[Dataset items]
-- Start --

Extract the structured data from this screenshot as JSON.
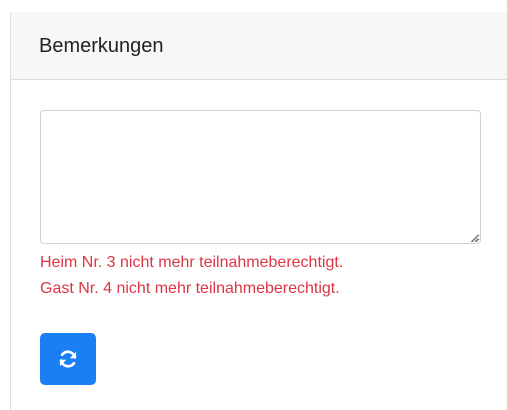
{
  "card": {
    "title": "Bemerkungen"
  },
  "remarks": {
    "value": "",
    "placeholder": ""
  },
  "errors": [
    "Heim Nr. 3 nicht mehr teilnahmeberechtigt.",
    "Gast Nr. 4 nicht mehr teilnahmeberechtigt."
  ],
  "refresh_button": {
    "icon": "refresh-icon",
    "color": "#1a7ff5"
  },
  "colors": {
    "error": "#dc3545",
    "header_bg": "#f7f7f7"
  }
}
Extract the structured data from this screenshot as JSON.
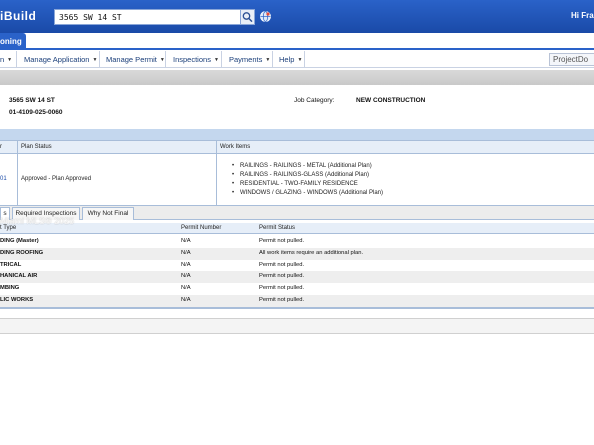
{
  "header": {
    "brand": "iBuild",
    "search_value": "3565 SW 14 ST",
    "greeting": "Hi Fran"
  },
  "tabs": {
    "active": "oning"
  },
  "menu": {
    "items": [
      {
        "label": "n"
      },
      {
        "label": "Manage Application"
      },
      {
        "label": "Manage Permit"
      },
      {
        "label": "Inspections"
      },
      {
        "label": "Payments"
      },
      {
        "label": "Help"
      }
    ],
    "projectdox": "ProjectDo"
  },
  "info": {
    "address": "3565 SW 14 ST",
    "folio": "01-4109-025-0060",
    "job_category_label": "Job Category:",
    "job_category_value": "NEW CONSTRUCTION"
  },
  "plan_table": {
    "headers": [
      "r",
      "Plan Status",
      "Work Items"
    ],
    "row": {
      "id": "01",
      "status": "Approved - Plan Approved",
      "work_items": [
        "RAILINGS - RAILINGS - METAL  (Additional Plan)",
        "RAILINGS - RAILINGS-GLASS  (Additional Plan)",
        "RESIDENTIAL - TWO-FAMILY RESIDENCE",
        "WINDOWS / GLAZING - WINDOWS  (Additional Plan)"
      ]
    }
  },
  "subtabs": [
    "s",
    "Required Inspections",
    "Why Not Final"
  ],
  "permit_table": {
    "headers": [
      "t Type",
      "Permit Number",
      "Permit Status"
    ],
    "rows": [
      {
        "type": "DING (Master)",
        "number": "N/A",
        "status": "Permit not pulled."
      },
      {
        "type": "DING ROOFING",
        "number": "N/A",
        "status": "All work items require an additional plan."
      },
      {
        "type": "TRICAL",
        "number": "N/A",
        "status": "Permit not pulled."
      },
      {
        "type": "HANICAL AIR",
        "number": "N/A",
        "status": "Permit not pulled."
      },
      {
        "type": "MBING",
        "number": "N/A",
        "status": "Permit not pulled."
      },
      {
        "type": "LIC WORKS",
        "number": "N/A",
        "status": "Permit not pulled."
      }
    ]
  },
  "watermark": "Miami MLS® 2025",
  "colors": {
    "header_blue": "#1a4aa8",
    "header_light": "#c4d7ee",
    "link_blue": "#1b3f7a"
  }
}
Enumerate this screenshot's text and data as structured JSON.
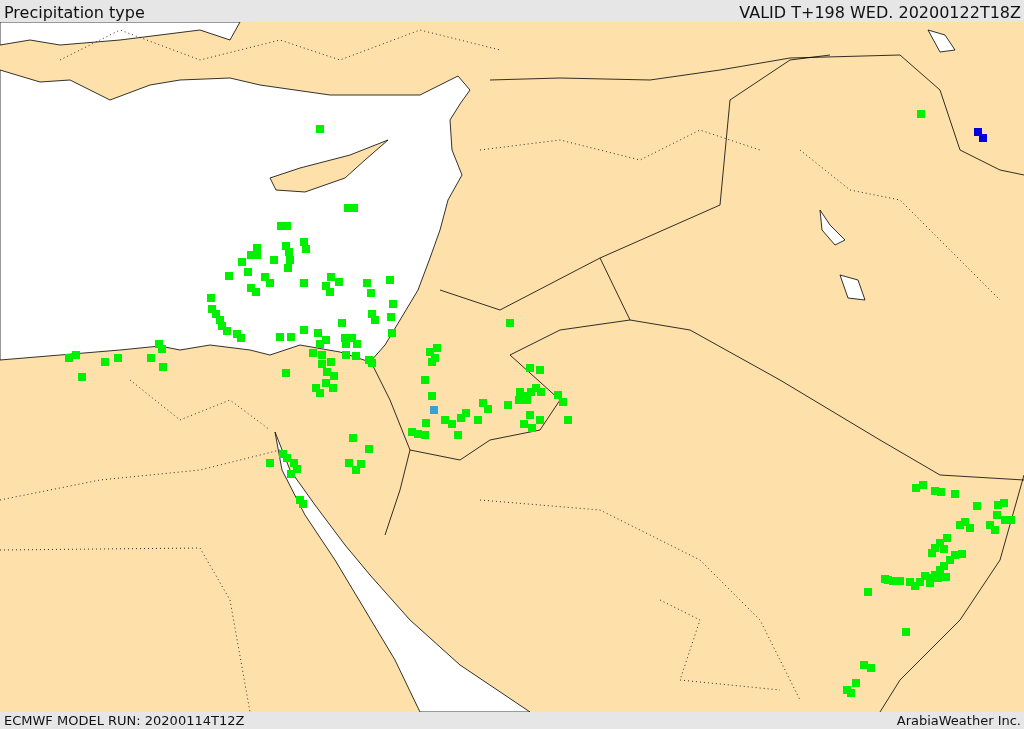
{
  "header": {
    "title": "Precipitation type",
    "valid": "VALID T+198 WED. 20200122T18Z"
  },
  "footer": {
    "model_run": "ECMWF MODEL RUN: 20200114T12Z",
    "credit": "ArabiaWeather Inc."
  }
}
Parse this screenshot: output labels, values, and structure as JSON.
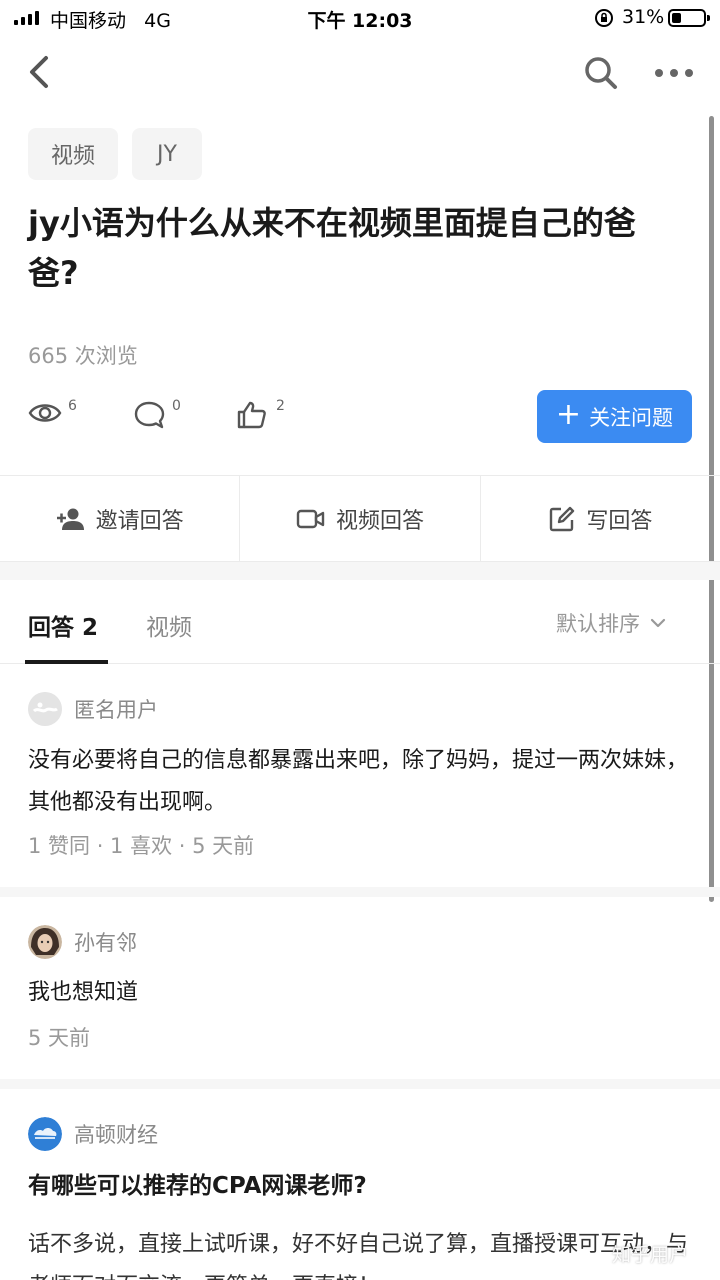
{
  "status_bar": {
    "carrier": "中国移动",
    "network": "4G",
    "time": "下午 12:03",
    "battery_percent": "31%",
    "battery_level": 0.31
  },
  "nav": {
    "back_icon": "chevron-left-icon",
    "search_icon": "search-icon",
    "more_icon": "more-dots-icon"
  },
  "question": {
    "tags": [
      "视频",
      "JY"
    ],
    "title": "jy小语为什么从来不在视频里面提自己的爸爸?",
    "views_line": "665 次浏览",
    "stats": {
      "views": "6",
      "comments": "0",
      "likes": "2"
    },
    "follow_label": "关注问题"
  },
  "actions": {
    "invite": "邀请回答",
    "video": "视频回答",
    "write": "写回答"
  },
  "tabs": {
    "answers": "回答 2",
    "video": "视频",
    "sort": "默认排序"
  },
  "answers": [
    {
      "author": "匿名用户",
      "text": "没有必要将自己的信息都暴露出来吧，除了妈妈，提过一两次妹妹，其他都没有出现啊。",
      "meta": "1 赞同 · 1 喜欢 · 5 天前"
    },
    {
      "author": "孙有邻",
      "text": "我也想知道",
      "meta": "5 天前"
    }
  ],
  "recommendation": {
    "author": "高顿财经",
    "title": "有哪些可以推荐的CPA网课老师?",
    "body": "话不多说，直接上试听课，好不好自己说了算，直播授课可互动，与老师面对面交流，更简单，更直接！",
    "logo_text": "高顿财经"
  },
  "watermark": "知乎用户",
  "colors": {
    "accent": "#3b8bf2",
    "text": "#1a1a1a",
    "muted": "#999999",
    "logo": "#2f7fd6"
  }
}
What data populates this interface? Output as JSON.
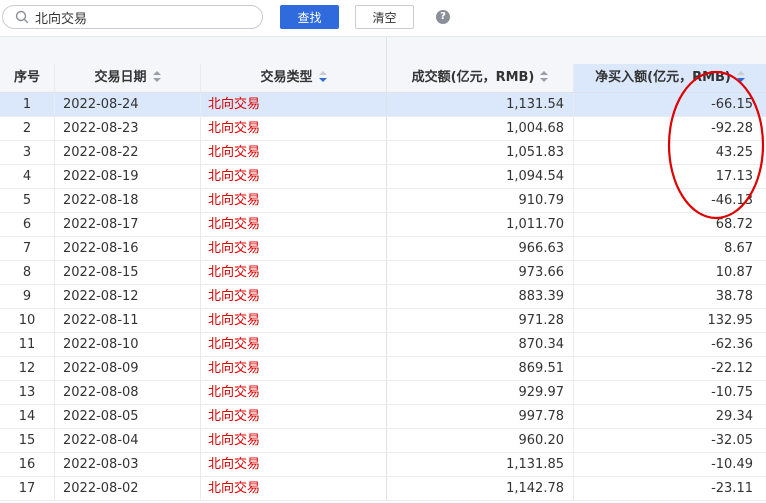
{
  "search": {
    "value": "北向交易",
    "placeholder": ""
  },
  "toolbar": {
    "search_label": "查找",
    "clear_label": "清空",
    "help_label": "?"
  },
  "accent": "#2f6bdc",
  "type_color": "#e00000",
  "annotation_color": "#e00000",
  "table": {
    "headers": [
      "序号",
      "交易日期",
      "交易类型",
      "成交额(亿元，RMB)",
      "净买入额(亿元，RMB)"
    ],
    "sorted_column": "交易类型",
    "rows": [
      [
        "1",
        "2022-08-24",
        "北向交易",
        "1,131.54",
        "-66.15"
      ],
      [
        "2",
        "2022-08-23",
        "北向交易",
        "1,004.68",
        "-92.28"
      ],
      [
        "3",
        "2022-08-22",
        "北向交易",
        "1,051.83",
        "43.25"
      ],
      [
        "4",
        "2022-08-19",
        "北向交易",
        "1,094.54",
        "17.13"
      ],
      [
        "5",
        "2022-08-18",
        "北向交易",
        "910.79",
        "-46.13"
      ],
      [
        "6",
        "2022-08-17",
        "北向交易",
        "1,011.70",
        "68.72"
      ],
      [
        "7",
        "2022-08-16",
        "北向交易",
        "966.63",
        "8.67"
      ],
      [
        "8",
        "2022-08-15",
        "北向交易",
        "973.66",
        "10.87"
      ],
      [
        "9",
        "2022-08-12",
        "北向交易",
        "883.39",
        "38.78"
      ],
      [
        "10",
        "2022-08-11",
        "北向交易",
        "971.28",
        "132.95"
      ],
      [
        "11",
        "2022-08-10",
        "北向交易",
        "870.34",
        "-62.36"
      ],
      [
        "12",
        "2022-08-09",
        "北向交易",
        "869.51",
        "-22.12"
      ],
      [
        "13",
        "2022-08-08",
        "北向交易",
        "929.97",
        "-10.75"
      ],
      [
        "14",
        "2022-08-05",
        "北向交易",
        "997.78",
        "29.34"
      ],
      [
        "15",
        "2022-08-04",
        "北向交易",
        "960.20",
        "-32.05"
      ],
      [
        "16",
        "2022-08-03",
        "北向交易",
        "1,131.85",
        "-10.49"
      ],
      [
        "17",
        "2022-08-02",
        "北向交易",
        "1,142.78",
        "-23.11"
      ]
    ]
  }
}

-- End --

Written exercise =
Pull out every line above that holds the word "this".

Result =
Extract the structured data from this screenshot as JSON.
Extract the structured data from this screenshot as JSON.
Enumerate this screenshot's text and data as structured JSON.
Parse this screenshot: output labels, values, and structure as JSON.
What data populates this interface? Output as JSON.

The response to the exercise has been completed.